THE TASK =>
Output the full material exactly as it appears here.

------------

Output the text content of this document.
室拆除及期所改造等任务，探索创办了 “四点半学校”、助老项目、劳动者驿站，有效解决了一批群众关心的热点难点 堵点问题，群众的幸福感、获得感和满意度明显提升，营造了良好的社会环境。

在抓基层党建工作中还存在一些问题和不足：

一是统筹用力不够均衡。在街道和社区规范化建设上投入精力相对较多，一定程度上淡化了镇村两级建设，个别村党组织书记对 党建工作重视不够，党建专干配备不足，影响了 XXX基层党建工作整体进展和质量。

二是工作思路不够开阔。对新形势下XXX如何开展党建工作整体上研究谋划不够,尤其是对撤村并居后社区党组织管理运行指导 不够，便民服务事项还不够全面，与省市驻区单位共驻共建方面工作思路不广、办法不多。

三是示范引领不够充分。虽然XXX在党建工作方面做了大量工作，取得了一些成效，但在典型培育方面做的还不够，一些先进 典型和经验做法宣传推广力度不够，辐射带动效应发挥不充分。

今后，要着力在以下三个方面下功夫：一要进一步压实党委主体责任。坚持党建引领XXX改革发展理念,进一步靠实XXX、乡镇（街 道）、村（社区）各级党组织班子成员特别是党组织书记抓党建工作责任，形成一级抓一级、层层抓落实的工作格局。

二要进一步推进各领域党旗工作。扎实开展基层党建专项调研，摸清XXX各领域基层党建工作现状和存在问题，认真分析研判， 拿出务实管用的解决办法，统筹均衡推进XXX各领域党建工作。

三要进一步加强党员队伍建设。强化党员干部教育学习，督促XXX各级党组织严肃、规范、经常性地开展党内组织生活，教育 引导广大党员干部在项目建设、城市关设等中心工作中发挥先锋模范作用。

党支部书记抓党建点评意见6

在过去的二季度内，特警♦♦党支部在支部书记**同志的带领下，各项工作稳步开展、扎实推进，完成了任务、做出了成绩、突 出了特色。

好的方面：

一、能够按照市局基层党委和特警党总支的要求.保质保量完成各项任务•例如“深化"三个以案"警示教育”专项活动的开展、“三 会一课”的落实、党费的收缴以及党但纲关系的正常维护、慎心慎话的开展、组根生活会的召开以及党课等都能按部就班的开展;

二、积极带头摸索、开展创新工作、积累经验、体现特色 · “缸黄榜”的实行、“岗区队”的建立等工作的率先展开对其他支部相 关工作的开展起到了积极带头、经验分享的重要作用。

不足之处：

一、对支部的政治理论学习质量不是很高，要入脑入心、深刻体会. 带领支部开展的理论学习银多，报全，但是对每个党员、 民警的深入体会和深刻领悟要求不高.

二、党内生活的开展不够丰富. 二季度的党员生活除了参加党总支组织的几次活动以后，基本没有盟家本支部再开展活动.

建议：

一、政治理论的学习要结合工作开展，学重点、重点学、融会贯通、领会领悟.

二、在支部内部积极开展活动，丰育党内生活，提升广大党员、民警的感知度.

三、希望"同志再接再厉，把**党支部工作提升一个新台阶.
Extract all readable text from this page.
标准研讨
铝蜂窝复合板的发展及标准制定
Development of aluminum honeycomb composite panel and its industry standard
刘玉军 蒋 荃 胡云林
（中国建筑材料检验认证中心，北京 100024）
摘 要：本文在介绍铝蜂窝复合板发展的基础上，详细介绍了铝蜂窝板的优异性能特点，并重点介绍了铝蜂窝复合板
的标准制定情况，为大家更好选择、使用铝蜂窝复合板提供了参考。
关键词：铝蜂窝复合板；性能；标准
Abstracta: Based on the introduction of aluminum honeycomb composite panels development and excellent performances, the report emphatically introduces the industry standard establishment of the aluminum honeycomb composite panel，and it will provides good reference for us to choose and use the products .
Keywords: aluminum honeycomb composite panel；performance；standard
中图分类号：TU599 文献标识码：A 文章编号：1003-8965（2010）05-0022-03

------------

TASK SOLUTION =>
Output the text content of this document.
室拆除及期所改造等任务，探索创办了 “四点半学校”、助老项目、劳动者驿站，有效解决了一批群众关心的热点难点 堵点问题，群众的幸福感、获得感和满意度明显提升，营造了良好的社会环境。

在抓基层党建工作中还存在一些问题和不足：

一是统筹用力不够均衡。在街道和社区规范化建设上投入精力相对较多，一定程度上淡化了镇村两级建设，个别村党组织书记对 党建工作重视不够，党建专干配备不足，影响了 XXX基层党建工作整体进展和质量。

二是工作思路不够开阔。对新形势下XXX如何开展党建工作整体上研究谋划不够,尤其是对撤村并居后社区党组织管理运行指导 不够，便民服务事项还不够全面，与省市驻区单位共驻共建方面工作思路不广、办法不多。

三是示范引领不够充分。虽然XXX在党建工作方面做了大量工作，取得了一些成效，但在典型培育方面做的还不够，一些先进 典型和经验做法宣传推广力度不够，辐射带动效应发挥不充分。

今后，要着力在以下三个方面下功夫：一要进一步压实党委主体责任。坚持党建引领XXX改革发展理念,进一步靠实XXX、乡镇（街 道）、村（社区）各级党组织班子成员特别是党组织书记抓党建工作责任，形成一级抓一级、层层抓落实的工作格局。

二要进一步推进各领域党旗工作。扎实开展基层党建专项调研，摸清XXX各领域基层党建工作现状和存在问题，认真分析研判， 拿出务实管用的解决办法，统筹均衡推进XXX各领域党建工作。

三要进一步加强党员队伍建设。强化党员干部教育学习，督促XXX各级党组织严肃、规范、经常性地开展党内组织生活，教育 引导广大党员干部在项目建设、城市关设等中心工作中发挥先锋模范作用。

党支部书记抓党建点评意见6

在过去的二季度内，特警♦♦党支部在支部书记**同志的带领下，各项工作稳步开展、扎实推进，完成了任务、做出了成绩、突 出了特色。

好的方面：

一、能够按照市局基层党委和特警党总支的要求.保质保量完成各项任务•例如“深化"三个以案"警示教育”专项活动的开展、“三 会一课”的落实、党费的收缴以及党但纲关系的正常维护、慎心慎话的开展、组根生活会的召开以及党课等都能按部就班的开展;

二、积极带头摸索、开展创新工作、积累经验、体现特色 · “缸黄榜”的实行、“岗区队”的建立等工作的率先展开对其他支部相 关工作的开展起到了积极带头、经验分享的重要作用。

不足之处：

一、对支部的政治理论学习质量不是很高，要入脑入心、深刻体会. 带领支部开展的理论学习银多，报全，但是对每个党员、 民警的深入体会和深刻领悟要求不高.

二、党内生活的开展不够丰富. 二季度的党员生活除了参加党总支组织的几次活动以后，基本没有盟家本支部再开展活动.

建议：

一、政治理论的学习要结合工作开展，学重点、重点学、融会贯通、领会领悟.

二、在支部内部积极开展活动，丰育党内生活，提升广大党员、民警的感知度.

三、希望"同志再接再厉，把**党支部工作提升一个新台阶.
Extract all readable text from this page.
标准研讨
铝蜂窝复合板的发展及标准制定
Development of aluminum honeycomb composite panel and its industry standard
刘玉军 蒋 荃 胡云林
（中国建筑材料检验认证中心，北京 100024）
摘 要：本文在介绍铝蜂窝复合板发展的基础上，详细介绍了铝蜂窝板的优异性能特点，并重点介绍了铝蜂窝复合板
的标准制定情况，为大家更好选择、使用铝蜂窝复合板提供了参考。
关键词：铝蜂窝复合板；性能；标准
Abstracta: Based on the introduction of aluminum honeycomb composite panels development and excellent performances, the report emphatically introduces the industry standard establishment of the aluminum honeycomb composite panel，and it will provides good reference for us to choose and use the products .
Keywords: aluminum honeycomb composite panel；performance；standard
中图分类号：TU599 文献标识码：A 文章编号：1003-8965（2010）05-0022-03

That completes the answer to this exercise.